--- Begin Records shown ---
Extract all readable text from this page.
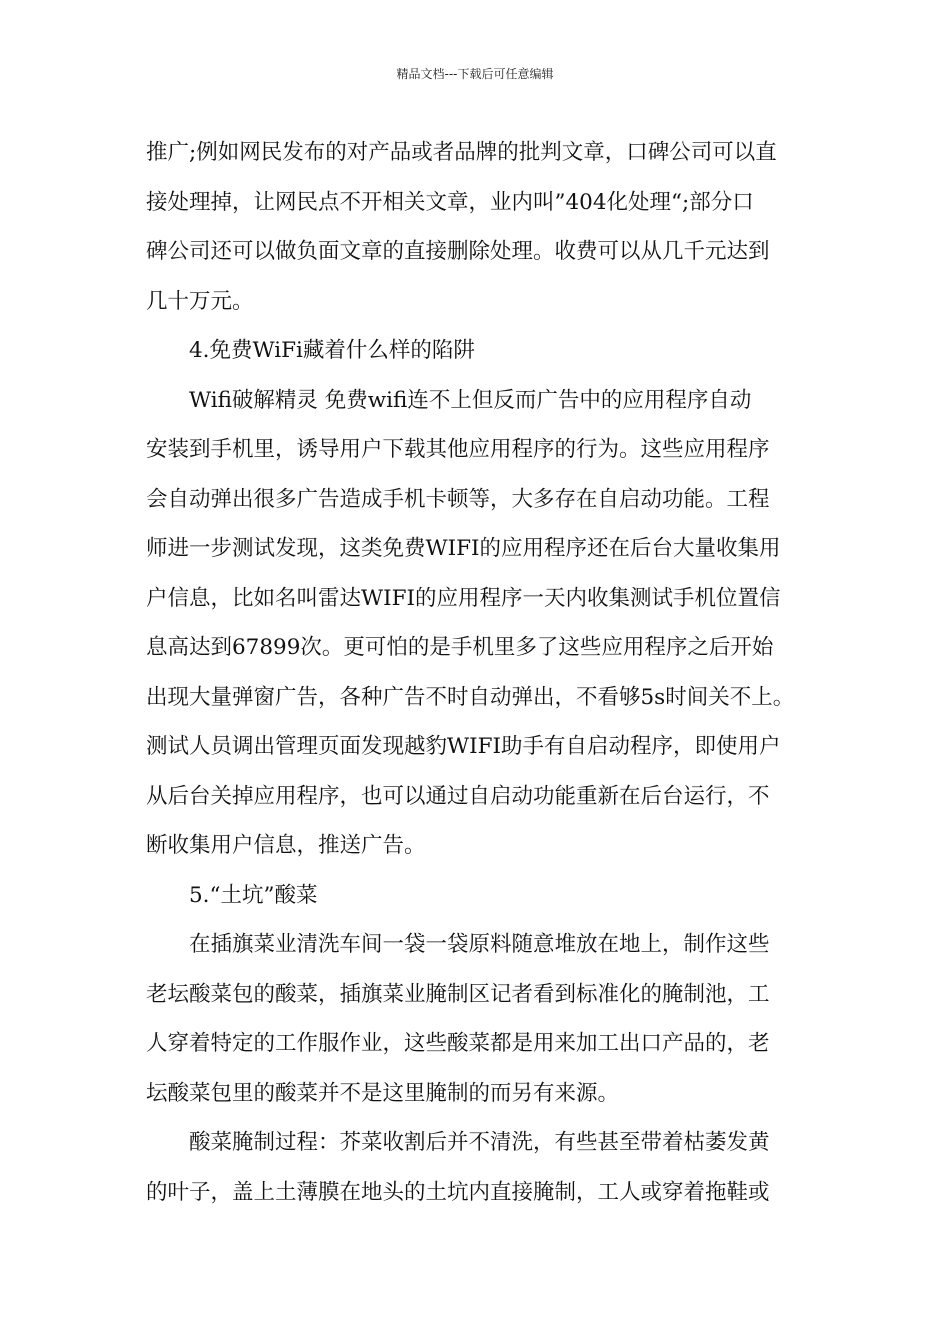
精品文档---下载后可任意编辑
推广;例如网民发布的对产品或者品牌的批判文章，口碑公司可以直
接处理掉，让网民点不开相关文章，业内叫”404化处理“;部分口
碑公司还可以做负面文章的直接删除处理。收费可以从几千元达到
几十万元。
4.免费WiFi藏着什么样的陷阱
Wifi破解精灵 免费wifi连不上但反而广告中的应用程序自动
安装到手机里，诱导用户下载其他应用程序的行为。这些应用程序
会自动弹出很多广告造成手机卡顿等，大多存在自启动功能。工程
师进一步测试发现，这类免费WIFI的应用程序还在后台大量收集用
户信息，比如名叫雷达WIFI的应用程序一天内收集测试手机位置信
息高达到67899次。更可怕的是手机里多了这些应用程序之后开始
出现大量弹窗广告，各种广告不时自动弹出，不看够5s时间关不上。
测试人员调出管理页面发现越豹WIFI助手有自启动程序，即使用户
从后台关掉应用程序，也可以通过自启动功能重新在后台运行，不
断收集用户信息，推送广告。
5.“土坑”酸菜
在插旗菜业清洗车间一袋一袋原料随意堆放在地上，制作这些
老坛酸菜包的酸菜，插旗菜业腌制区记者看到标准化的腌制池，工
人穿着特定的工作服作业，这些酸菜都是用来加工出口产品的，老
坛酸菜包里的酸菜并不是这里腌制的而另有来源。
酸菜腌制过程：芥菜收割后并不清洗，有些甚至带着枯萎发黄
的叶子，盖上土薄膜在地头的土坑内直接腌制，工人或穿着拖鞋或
--- End Records shown ---
--- Begin Records shown ---
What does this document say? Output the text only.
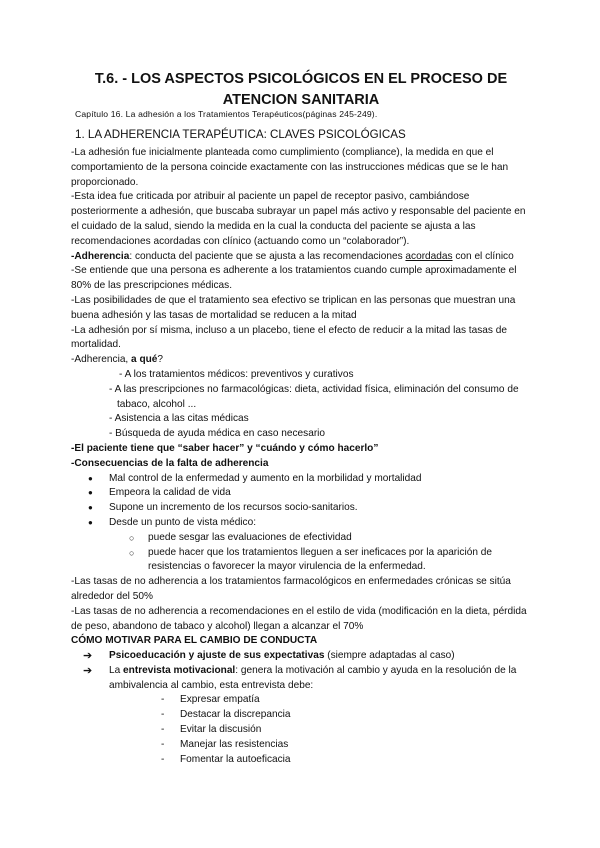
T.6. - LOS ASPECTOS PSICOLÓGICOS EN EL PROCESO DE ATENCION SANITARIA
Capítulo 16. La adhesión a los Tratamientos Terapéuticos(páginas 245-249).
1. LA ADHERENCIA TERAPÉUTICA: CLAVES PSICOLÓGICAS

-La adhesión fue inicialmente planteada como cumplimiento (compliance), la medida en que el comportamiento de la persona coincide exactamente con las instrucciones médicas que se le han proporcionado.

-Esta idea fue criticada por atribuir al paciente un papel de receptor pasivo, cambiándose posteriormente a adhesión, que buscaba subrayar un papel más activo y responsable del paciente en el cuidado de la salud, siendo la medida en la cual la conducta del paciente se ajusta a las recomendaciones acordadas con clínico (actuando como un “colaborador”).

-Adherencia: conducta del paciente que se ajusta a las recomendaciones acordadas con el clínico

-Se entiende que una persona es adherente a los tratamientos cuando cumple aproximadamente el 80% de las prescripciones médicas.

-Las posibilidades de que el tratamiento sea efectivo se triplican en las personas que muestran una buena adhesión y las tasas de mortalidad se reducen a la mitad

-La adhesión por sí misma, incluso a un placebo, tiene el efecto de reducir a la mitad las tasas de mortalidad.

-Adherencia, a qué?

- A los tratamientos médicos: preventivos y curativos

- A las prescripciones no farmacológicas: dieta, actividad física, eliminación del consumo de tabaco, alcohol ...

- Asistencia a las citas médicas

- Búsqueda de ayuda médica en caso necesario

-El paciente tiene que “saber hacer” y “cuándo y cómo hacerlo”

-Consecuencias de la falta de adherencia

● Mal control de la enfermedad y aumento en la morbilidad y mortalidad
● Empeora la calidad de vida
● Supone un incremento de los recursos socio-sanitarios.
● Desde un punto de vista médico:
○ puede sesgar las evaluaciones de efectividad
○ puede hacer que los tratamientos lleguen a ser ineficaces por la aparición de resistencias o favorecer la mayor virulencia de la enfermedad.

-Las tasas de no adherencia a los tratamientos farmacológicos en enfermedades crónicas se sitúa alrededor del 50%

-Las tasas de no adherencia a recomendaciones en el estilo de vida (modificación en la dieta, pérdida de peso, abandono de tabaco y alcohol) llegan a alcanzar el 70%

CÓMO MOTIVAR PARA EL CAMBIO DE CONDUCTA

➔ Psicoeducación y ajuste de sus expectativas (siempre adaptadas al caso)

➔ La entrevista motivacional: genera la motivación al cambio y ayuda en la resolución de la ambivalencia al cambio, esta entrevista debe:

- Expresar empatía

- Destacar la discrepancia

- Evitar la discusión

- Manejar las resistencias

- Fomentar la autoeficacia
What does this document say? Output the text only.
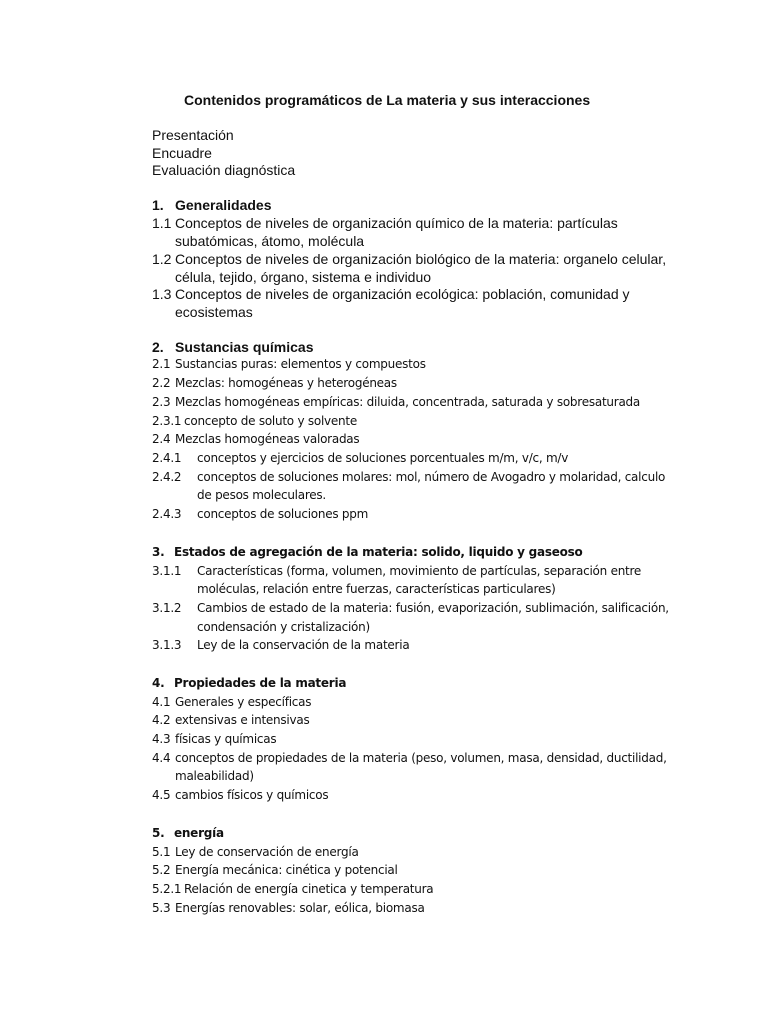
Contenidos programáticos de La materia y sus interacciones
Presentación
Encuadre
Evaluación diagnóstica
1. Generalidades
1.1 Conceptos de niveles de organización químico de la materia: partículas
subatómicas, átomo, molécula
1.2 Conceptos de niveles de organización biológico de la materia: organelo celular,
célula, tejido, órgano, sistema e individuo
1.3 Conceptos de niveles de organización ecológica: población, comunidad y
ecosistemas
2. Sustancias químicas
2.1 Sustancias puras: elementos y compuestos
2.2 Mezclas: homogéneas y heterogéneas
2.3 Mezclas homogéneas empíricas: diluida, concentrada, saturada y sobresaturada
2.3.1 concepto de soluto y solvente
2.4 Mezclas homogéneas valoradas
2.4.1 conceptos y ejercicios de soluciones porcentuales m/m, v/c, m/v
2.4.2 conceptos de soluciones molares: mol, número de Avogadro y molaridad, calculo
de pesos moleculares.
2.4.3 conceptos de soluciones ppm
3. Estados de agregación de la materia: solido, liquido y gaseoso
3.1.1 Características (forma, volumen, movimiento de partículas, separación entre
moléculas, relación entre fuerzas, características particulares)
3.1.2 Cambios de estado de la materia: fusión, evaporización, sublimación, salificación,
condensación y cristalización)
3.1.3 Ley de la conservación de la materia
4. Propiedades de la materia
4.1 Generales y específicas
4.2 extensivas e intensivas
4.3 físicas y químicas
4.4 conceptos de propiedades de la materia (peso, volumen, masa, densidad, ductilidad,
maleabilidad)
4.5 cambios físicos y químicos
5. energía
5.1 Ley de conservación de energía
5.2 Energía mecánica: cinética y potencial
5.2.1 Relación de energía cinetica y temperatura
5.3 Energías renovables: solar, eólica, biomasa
--- End Records shown ---
> _Exercise description_
Look through the entries and find each line that has the string "ayuda". Copy those lines.

> _Answer to this problem_
- Búsqueda de ayuda médica en caso necesario
➔ La entrevista motivacional: genera la motivación al cambio y ayuda en la resolución de la ambivalencia al cambio, esta entrevista debe:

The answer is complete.